> [Task description] Extract the listing below in full, unchanged.

Saved data entries:
------

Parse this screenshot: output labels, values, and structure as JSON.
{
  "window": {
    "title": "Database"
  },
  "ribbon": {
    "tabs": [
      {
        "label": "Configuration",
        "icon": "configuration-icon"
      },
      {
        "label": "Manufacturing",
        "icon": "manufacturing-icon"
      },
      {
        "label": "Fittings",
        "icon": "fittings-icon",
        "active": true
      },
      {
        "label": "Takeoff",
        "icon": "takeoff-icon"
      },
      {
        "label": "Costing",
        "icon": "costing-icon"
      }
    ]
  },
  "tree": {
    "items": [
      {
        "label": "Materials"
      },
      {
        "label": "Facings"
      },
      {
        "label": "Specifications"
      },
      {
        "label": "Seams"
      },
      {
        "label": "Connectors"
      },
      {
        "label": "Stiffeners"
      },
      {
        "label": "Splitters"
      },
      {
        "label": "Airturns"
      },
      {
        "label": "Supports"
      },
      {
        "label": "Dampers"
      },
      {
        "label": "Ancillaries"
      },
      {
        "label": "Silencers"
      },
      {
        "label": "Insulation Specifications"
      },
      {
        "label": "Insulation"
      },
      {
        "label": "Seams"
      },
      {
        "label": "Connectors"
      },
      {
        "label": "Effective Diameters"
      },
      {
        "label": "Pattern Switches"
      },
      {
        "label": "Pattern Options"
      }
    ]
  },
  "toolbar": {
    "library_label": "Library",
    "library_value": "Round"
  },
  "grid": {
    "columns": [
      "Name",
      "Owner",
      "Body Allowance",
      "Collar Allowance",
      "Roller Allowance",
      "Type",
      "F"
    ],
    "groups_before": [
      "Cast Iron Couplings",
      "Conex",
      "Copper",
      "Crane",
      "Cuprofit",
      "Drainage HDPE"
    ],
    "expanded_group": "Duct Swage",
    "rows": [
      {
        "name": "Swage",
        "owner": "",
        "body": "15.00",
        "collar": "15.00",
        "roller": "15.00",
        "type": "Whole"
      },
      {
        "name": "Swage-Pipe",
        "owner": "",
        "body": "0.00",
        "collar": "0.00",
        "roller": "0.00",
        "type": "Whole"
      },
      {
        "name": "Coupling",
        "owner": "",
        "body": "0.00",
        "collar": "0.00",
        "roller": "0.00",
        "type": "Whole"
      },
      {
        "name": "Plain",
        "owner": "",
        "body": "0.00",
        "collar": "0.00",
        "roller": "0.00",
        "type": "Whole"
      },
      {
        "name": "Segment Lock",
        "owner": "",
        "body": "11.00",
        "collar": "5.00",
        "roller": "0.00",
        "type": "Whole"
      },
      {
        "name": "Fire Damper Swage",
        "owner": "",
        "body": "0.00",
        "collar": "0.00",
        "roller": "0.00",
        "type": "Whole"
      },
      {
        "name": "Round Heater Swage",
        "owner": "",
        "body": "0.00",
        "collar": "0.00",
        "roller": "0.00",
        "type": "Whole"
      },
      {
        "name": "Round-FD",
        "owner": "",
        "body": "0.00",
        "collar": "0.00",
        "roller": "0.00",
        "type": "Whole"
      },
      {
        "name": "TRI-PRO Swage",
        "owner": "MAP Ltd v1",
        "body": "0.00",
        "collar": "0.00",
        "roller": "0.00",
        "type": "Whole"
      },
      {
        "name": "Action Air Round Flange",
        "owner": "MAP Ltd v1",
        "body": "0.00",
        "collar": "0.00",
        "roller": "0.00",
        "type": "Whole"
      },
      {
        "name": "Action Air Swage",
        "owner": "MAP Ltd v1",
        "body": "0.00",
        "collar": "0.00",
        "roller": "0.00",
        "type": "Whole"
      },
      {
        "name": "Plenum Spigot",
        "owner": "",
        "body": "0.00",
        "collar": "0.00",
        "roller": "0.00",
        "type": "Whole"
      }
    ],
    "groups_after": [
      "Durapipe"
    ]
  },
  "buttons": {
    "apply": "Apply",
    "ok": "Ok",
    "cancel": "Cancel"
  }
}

------

> [Written response]
Parse this screenshot: output labels, values, and structure as JSON.
{
  "window": {
    "title": "Database"
  },
  "ribbon": {
    "tabs": [
      {
        "label": "Configuration",
        "icon": "configuration-icon"
      },
      {
        "label": "Manufacturing",
        "icon": "manufacturing-icon"
      },
      {
        "label": "Fittings",
        "icon": "fittings-icon",
        "active": true
      },
      {
        "label": "Takeoff",
        "icon": "takeoff-icon"
      },
      {
        "label": "Costing",
        "icon": "costing-icon"
      }
    ]
  },
  "tree": {
    "items": [
      {
        "label": "Materials"
      },
      {
        "label": "Facings"
      },
      {
        "label": "Specifications"
      },
      {
        "label": "Seams"
      },
      {
        "label": "Connectors"
      },
      {
        "label": "Stiffeners"
      },
      {
        "label": "Splitters"
      },
      {
        "label": "Airturns"
      },
      {
        "label": "Supports"
      },
      {
        "label": "Dampers"
      },
      {
        "label": "Ancillaries"
      },
      {
        "label": "Silencers"
      },
      {
        "label": "Insulation Specifications"
      },
      {
        "label": "Insulation"
      },
      {
        "label": "Seams"
      },
      {
        "label": "Connectors"
      },
      {
        "label": "Effective Diameters"
      },
      {
        "label": "Pattern Switches"
      },
      {
        "label": "Pattern Options"
      }
    ]
  },
  "toolbar": {
    "library_label": "Library",
    "library_value": "Round"
  },
  "grid": {
    "columns": [
      "Name",
      "Owner",
      "Body Allowance",
      "Collar Allowance",
      "Roller Allowance",
      "Type",
      "F"
    ],
    "groups_before": [
      "Cast Iron Couplings",
      "Conex",
      "Copper",
      "Crane",
      "Cuprofit",
      "Drainage HDPE"
    ],
    "expanded_group": "Duct Swage",
    "rows": [
      {
        "name": "Swage",
        "owner": "",
        "body": "15.00",
        "collar": "15.00",
        "roller": "15.00",
        "type": "Whole"
      },
      {
        "name": "Swage-Pipe",
        "owner": "",
        "body": "0.00",
        "collar": "0.00",
        "roller": "0.00",
        "type": "Whole"
      },
      {
        "name": "Coupling",
        "owner": "",
        "body": "0.00",
        "collar": "0.00",
        "roller": "0.00",
        "type": "Whole"
      },
      {
        "name": "Plain",
        "owner": "",
        "body": "0.00",
        "collar": "0.00",
        "roller": "0.00",
        "type": "Whole"
      },
      {
        "name": "Segment Lock",
        "owner": "",
        "body": "11.00",
        "collar": "5.00",
        "roller": "0.00",
        "type": "Whole"
      },
      {
        "name": "Fire Damper Swage",
        "owner": "",
        "body": "0.00",
        "collar": "0.00",
        "roller": "0.00",
        "type": "Whole"
      },
      {
        "name": "Round Heater Swage",
        "owner": "",
        "body": "0.00",
        "collar": "0.00",
        "roller": "0.00",
        "type": "Whole"
      },
      {
        "name": "Round-FD",
        "owner": "",
        "body": "0.00",
        "collar": "0.00",
        "roller": "0.00",
        "type": "Whole"
      },
      {
        "name": "TRI-PRO Swage",
        "owner": "MAP Ltd v1",
        "body": "0.00",
        "collar": "0.00",
        "roller": "0.00",
        "type": "Whole"
      },
      {
        "name": "Action Air Round Flange",
        "owner": "MAP Ltd v1",
        "body": "0.00",
        "collar": "0.00",
        "roller": "0.00",
        "type": "Whole"
      },
      {
        "name": "Action Air Swage",
        "owner": "MAP Ltd v1",
        "body": "0.00",
        "collar": "0.00",
        "roller": "0.00",
        "type": "Whole"
      },
      {
        "name": "Plenum Spigot",
        "owner": "",
        "body": "0.00",
        "collar": "0.00",
        "roller": "0.00",
        "type": "Whole"
      }
    ],
    "groups_after": [
      "Durapipe"
    ]
  },
  "buttons": {
    "apply": "Apply",
    "ok": "Ok",
    "cancel": "Cancel"
  }
}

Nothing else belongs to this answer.